# AIM OF THE EXERCISE
Keep only the lines of the listing that include the word "center", and copy them.

-- START OF RECORDS FOR THIS EXERCISE --

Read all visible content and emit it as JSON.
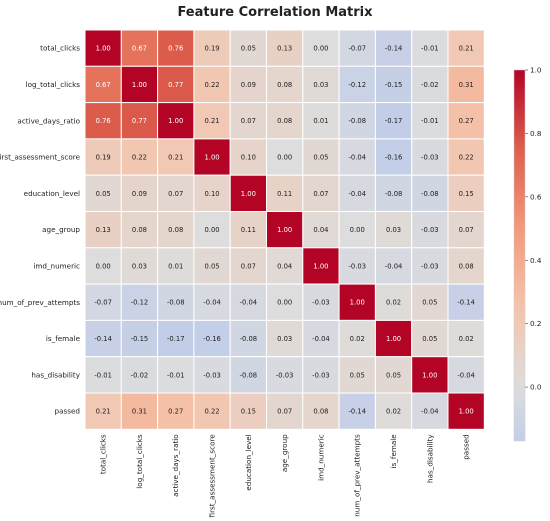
{
  "chart_data": {
    "type": "heatmap",
    "title": "Feature Correlation Matrix",
    "labels": [
      "total_clicks",
      "log_total_clicks",
      "active_days_ratio",
      "first_assessment_score",
      "education_level",
      "age_group",
      "imd_numeric",
      "num_of_prev_attempts",
      "is_female",
      "has_disability",
      "passed"
    ],
    "values": [
      [
        1.0,
        0.67,
        0.76,
        0.19,
        0.05,
        0.13,
        0.0,
        -0.07,
        -0.14,
        -0.01,
        0.21
      ],
      [
        0.67,
        1.0,
        0.77,
        0.22,
        0.09,
        0.08,
        0.03,
        -0.12,
        -0.15,
        -0.02,
        0.31
      ],
      [
        0.76,
        0.77,
        1.0,
        0.21,
        0.07,
        0.08,
        0.01,
        -0.08,
        -0.17,
        -0.01,
        0.27
      ],
      [
        0.19,
        0.22,
        0.21,
        1.0,
        0.1,
        0.0,
        0.05,
        -0.04,
        -0.16,
        -0.03,
        0.22
      ],
      [
        0.05,
        0.09,
        0.07,
        0.1,
        1.0,
        0.11,
        0.07,
        -0.04,
        -0.08,
        -0.08,
        0.15
      ],
      [
        0.13,
        0.08,
        0.08,
        0.0,
        0.11,
        1.0,
        0.04,
        -0.0,
        0.03,
        -0.03,
        0.07
      ],
      [
        0.0,
        0.03,
        0.01,
        0.05,
        0.07,
        0.04,
        1.0,
        -0.03,
        -0.04,
        -0.03,
        0.08
      ],
      [
        -0.07,
        -0.12,
        -0.08,
        -0.04,
        -0.04,
        -0.0,
        -0.03,
        1.0,
        0.02,
        0.05,
        -0.14
      ],
      [
        -0.14,
        -0.15,
        -0.17,
        -0.16,
        -0.08,
        0.03,
        -0.04,
        0.02,
        1.0,
        0.05,
        0.02
      ],
      [
        -0.01,
        -0.02,
        -0.01,
        -0.03,
        -0.08,
        -0.03,
        -0.03,
        0.05,
        0.05,
        1.0,
        -0.04
      ],
      [
        0.21,
        0.31,
        0.27,
        0.22,
        0.15,
        0.07,
        0.08,
        -0.14,
        0.02,
        -0.04,
        1.0
      ]
    ],
    "colormap": "coolwarm",
    "center": 0,
    "colorbar_ticks": [
      "1.0",
      "0.8",
      "0.6",
      "0.4",
      "0.2",
      "0.0"
    ],
    "colorbar_tick_values": [
      1.0,
      0.8,
      0.6,
      0.4,
      0.2,
      0.0
    ],
    "colorbar_range": [
      -0.17,
      1.0
    ]
  }
}
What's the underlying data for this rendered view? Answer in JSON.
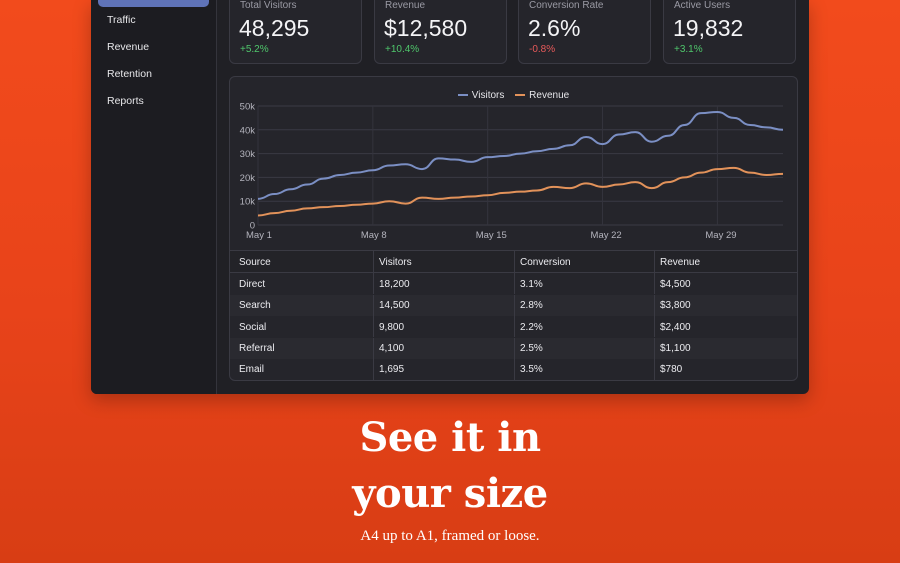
{
  "sidebar": {
    "items": [
      {
        "label": "Traffic"
      },
      {
        "label": "Revenue"
      },
      {
        "label": "Retention"
      },
      {
        "label": "Reports"
      }
    ]
  },
  "cards": [
    {
      "label": "Total Visitors",
      "value": "48,295",
      "change": "+5.2%",
      "trend": "up"
    },
    {
      "label": "Revenue",
      "value": "$12,580",
      "change": "+10.4%",
      "trend": "up"
    },
    {
      "label": "Conversion Rate",
      "value": "2.6%",
      "change": "-0.8%",
      "trend": "down"
    },
    {
      "label": "Active Users",
      "value": "19,832",
      "change": "+3.1%",
      "trend": "up"
    }
  ],
  "colors": {
    "visitors": "#7b8fc4",
    "revenue": "#e2925a",
    "accent": "#5f73b8",
    "up": "#4fc66b",
    "down": "#e85a5a"
  },
  "chart_data": {
    "type": "line",
    "x_ticks": [
      "May 1",
      "May 8",
      "May 15",
      "May 22",
      "May 29"
    ],
    "y_ticks": [
      "0",
      "10k",
      "20k",
      "30k",
      "40k",
      "50k"
    ],
    "ylim": [
      0,
      50000
    ],
    "xlim": [
      1,
      33
    ],
    "grid": true,
    "legend_placement": "top-center",
    "series": [
      {
        "name": "Visitors",
        "x": [
          1,
          2,
          3,
          4,
          5,
          6,
          7,
          8,
          9,
          10,
          11,
          12,
          13,
          14,
          15,
          16,
          17,
          18,
          19,
          20,
          21,
          22,
          23,
          24,
          25,
          26,
          27,
          28,
          29,
          30,
          31,
          32,
          33
        ],
        "values": [
          11000,
          13000,
          15000,
          17000,
          19500,
          21000,
          22000,
          23000,
          25000,
          25500,
          23500,
          28000,
          27500,
          26500,
          28500,
          29000,
          30000,
          31000,
          32000,
          33500,
          37000,
          34000,
          38000,
          39000,
          35000,
          37500,
          42000,
          47000,
          47500,
          45000,
          42000,
          41000,
          40000
        ]
      },
      {
        "name": "Revenue",
        "x": [
          1,
          2,
          3,
          4,
          5,
          6,
          7,
          8,
          9,
          10,
          11,
          12,
          13,
          14,
          15,
          16,
          17,
          18,
          19,
          20,
          21,
          22,
          23,
          24,
          25,
          26,
          27,
          28,
          29,
          30,
          31,
          32,
          33
        ],
        "values": [
          4000,
          5000,
          6000,
          7000,
          7500,
          8000,
          8500,
          9000,
          10000,
          9000,
          11500,
          11000,
          11500,
          12000,
          12500,
          13500,
          14000,
          14500,
          16000,
          15500,
          17500,
          16000,
          17000,
          18000,
          15500,
          18000,
          20000,
          22000,
          23500,
          24000,
          22000,
          21000,
          21500
        ]
      }
    ]
  },
  "table": {
    "headers": [
      "Source",
      "Visitors",
      "Conversion",
      "Revenue"
    ],
    "rows": [
      [
        "Direct",
        "18,200",
        "3.1%",
        "$4,500"
      ],
      [
        "Search",
        "14,500",
        "2.8%",
        "$3,800"
      ],
      [
        "Social",
        "9,800",
        "2.2%",
        "$2,400"
      ],
      [
        "Referral",
        "4,100",
        "2.5%",
        "$1,100"
      ],
      [
        "Email",
        "1,695",
        "3.5%",
        "$780"
      ]
    ]
  },
  "promo": {
    "title_line1": "See it in",
    "title_line2": "your size",
    "subtitle": "A4 up to A1, framed or loose."
  }
}
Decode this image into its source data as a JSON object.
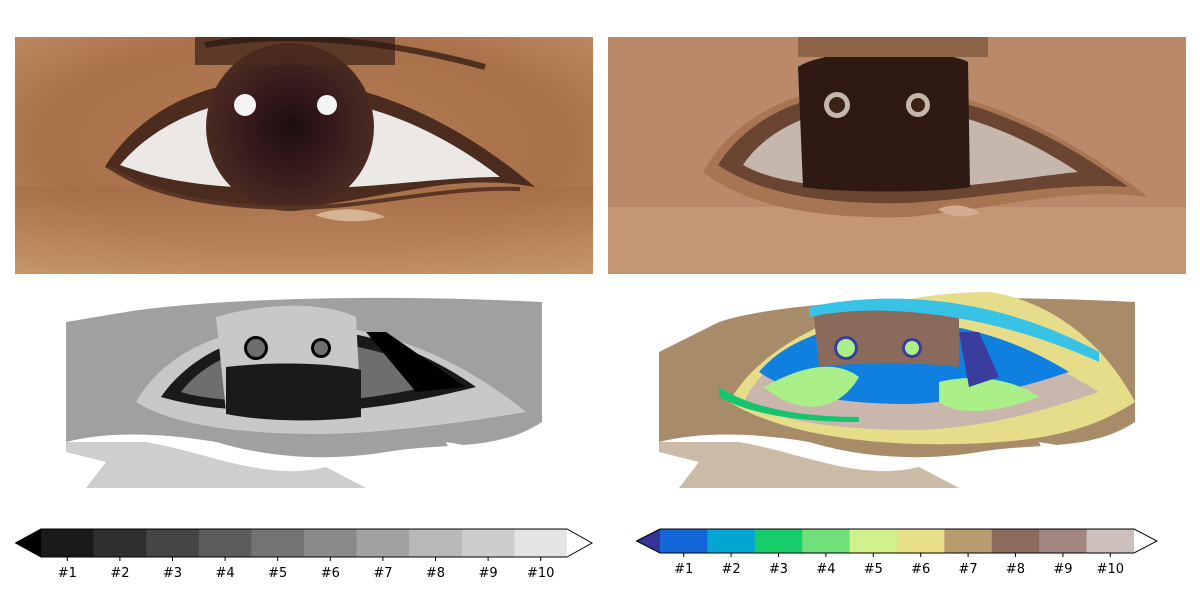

-- END OF RECORDS FOR THIS EXERCISE --

# REPLY
    "center": 0,
    "legend_placement": "top-center",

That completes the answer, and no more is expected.